Supplied data -
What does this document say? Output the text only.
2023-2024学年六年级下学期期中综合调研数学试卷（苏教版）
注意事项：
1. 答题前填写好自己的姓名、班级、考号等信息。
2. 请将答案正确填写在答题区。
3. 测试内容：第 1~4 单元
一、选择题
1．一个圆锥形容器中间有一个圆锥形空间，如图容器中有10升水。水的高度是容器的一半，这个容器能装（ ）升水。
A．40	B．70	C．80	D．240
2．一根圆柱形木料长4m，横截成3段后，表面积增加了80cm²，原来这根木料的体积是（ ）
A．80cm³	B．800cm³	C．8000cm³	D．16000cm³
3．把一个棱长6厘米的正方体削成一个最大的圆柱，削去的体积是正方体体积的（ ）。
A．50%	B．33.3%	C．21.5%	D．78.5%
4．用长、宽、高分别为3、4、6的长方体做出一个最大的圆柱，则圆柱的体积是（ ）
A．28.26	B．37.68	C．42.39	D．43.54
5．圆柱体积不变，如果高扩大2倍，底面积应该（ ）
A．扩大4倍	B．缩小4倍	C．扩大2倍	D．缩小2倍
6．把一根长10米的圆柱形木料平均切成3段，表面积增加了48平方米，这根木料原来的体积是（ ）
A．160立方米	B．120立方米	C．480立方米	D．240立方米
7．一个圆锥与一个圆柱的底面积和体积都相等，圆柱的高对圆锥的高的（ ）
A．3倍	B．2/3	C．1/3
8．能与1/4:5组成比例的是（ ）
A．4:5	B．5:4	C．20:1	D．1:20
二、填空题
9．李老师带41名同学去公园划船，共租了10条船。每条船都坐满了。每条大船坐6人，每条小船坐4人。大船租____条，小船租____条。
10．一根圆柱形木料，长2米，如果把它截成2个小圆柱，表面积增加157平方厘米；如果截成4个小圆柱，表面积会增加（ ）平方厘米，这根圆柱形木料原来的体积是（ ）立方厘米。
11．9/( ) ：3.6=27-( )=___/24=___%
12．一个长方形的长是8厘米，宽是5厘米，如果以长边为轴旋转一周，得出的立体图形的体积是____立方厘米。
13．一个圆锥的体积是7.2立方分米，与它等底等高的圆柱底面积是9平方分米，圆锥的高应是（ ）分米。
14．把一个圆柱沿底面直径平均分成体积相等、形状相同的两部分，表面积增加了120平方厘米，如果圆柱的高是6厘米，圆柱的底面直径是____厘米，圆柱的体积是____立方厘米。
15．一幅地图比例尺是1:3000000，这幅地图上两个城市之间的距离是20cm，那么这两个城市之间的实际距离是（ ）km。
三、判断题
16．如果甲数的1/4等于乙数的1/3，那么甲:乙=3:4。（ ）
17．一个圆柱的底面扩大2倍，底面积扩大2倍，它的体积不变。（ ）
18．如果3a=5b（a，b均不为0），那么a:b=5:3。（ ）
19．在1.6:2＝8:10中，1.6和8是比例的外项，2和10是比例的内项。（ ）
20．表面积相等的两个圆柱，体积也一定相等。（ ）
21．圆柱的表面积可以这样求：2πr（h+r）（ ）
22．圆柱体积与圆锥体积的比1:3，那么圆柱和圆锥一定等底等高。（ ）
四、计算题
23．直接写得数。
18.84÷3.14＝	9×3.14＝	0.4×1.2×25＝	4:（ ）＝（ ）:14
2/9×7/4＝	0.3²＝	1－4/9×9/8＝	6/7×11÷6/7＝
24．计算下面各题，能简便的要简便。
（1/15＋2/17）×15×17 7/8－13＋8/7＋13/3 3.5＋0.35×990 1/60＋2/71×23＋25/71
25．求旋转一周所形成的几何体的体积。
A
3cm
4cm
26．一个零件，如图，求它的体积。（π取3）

Problem to work on - Please output the entries above, every line exactly as it reads.

Reply to the task -
What does this document say? Output the text only.
2023-2024学年六年级下学期期中综合调研数学试卷（苏教版）
注意事项：
1. 答题前填写好自己的姓名、班级、考号等信息。
2. 请将答案正确填写在答题区。
3. 测试内容：第 1~4 单元
一、选择题
1．一个圆锥形容器中间有一个圆锥形空间，如图容器中有10升水。水的高度是容器的一半，这个容器能装（ ）升水。
A．40	B．70	C．80	D．240
2．一根圆柱形木料长4m，横截成3段后，表面积增加了80cm²，原来这根木料的体积是（ ）
A．80cm³	B．800cm³	C．8000cm³	D．16000cm³
3．把一个棱长6厘米的正方体削成一个最大的圆柱，削去的体积是正方体体积的（ ）。
A．50%	B．33.3%	C．21.5%	D．78.5%
4．用长、宽、高分别为3、4、6的长方体做出一个最大的圆柱，则圆柱的体积是（ ）
A．28.26	B．37.68	C．42.39	D．43.54
5．圆柱体积不变，如果高扩大2倍，底面积应该（ ）
A．扩大4倍	B．缩小4倍	C．扩大2倍	D．缩小2倍
6．把一根长10米的圆柱形木料平均切成3段，表面积增加了48平方米，这根木料原来的体积是（ ）
A．160立方米	B．120立方米	C．480立方米	D．240立方米
7．一个圆锥与一个圆柱的底面积和体积都相等，圆柱的高对圆锥的高的（ ）
A．3倍	B．2/3	C．1/3
8．能与1/4:5组成比例的是（ ）
A．4:5	B．5:4	C．20:1	D．1:20
二、填空题
9．李老师带41名同学去公园划船，共租了10条船。每条船都坐满了。每条大船坐6人，每条小船坐4人。大船租____条，小船租____条。
10．一根圆柱形木料，长2米，如果把它截成2个小圆柱，表面积增加157平方厘米；如果截成4个小圆柱，表面积会增加（ ）平方厘米，这根圆柱形木料原来的体积是（ ）立方厘米。
11．9/( ) ：3.6=27-( )=___/24=___%
12．一个长方形的长是8厘米，宽是5厘米，如果以长边为轴旋转一周，得出的立体图形的体积是____立方厘米。
13．一个圆锥的体积是7.2立方分米，与它等底等高的圆柱底面积是9平方分米，圆锥的高应是（ ）分米。
14．把一个圆柱沿底面直径平均分成体积相等、形状相同的两部分，表面积增加了120平方厘米，如果圆柱的高是6厘米，圆柱的底面直径是____厘米，圆柱的体积是____立方厘米。
15．一幅地图比例尺是1:3000000，这幅地图上两个城市之间的距离是20cm，那么这两个城市之间的实际距离是（ ）km。
三、判断题
16．如果甲数的1/4等于乙数的1/3，那么甲:乙=3:4。（ ）
17．一个圆柱的底面扩大2倍，底面积扩大2倍，它的体积不变。（ ）
18．如果3a=5b（a，b均不为0），那么a:b=5:3。（ ）
19．在1.6:2＝8:10中，1.6和8是比例的外项，2和10是比例的内项。（ ）
20．表面积相等的两个圆柱，体积也一定相等。（ ）
21．圆柱的表面积可以这样求：2πr（h+r）（ ）
22．圆柱体积与圆锥体积的比1:3，那么圆柱和圆锥一定等底等高。（ ）
四、计算题
23．直接写得数。
18.84÷3.14＝	9×3.14＝	0.4×1.2×25＝	4:（ ）＝（ ）:14
2/9×7/4＝	0.3²＝	1－4/9×9/8＝	6/7×11÷6/7＝
24．计算下面各题，能简便的要简便。
（1/15＋2/17）×15×17 7/8－13＋8/7＋13/3 3.5＋0.35×990 1/60＋2/71×23＋25/71
25．求旋转一周所形成的几何体的体积。
A
3cm
4cm
26．一个零件，如图，求它的体积。（π取3）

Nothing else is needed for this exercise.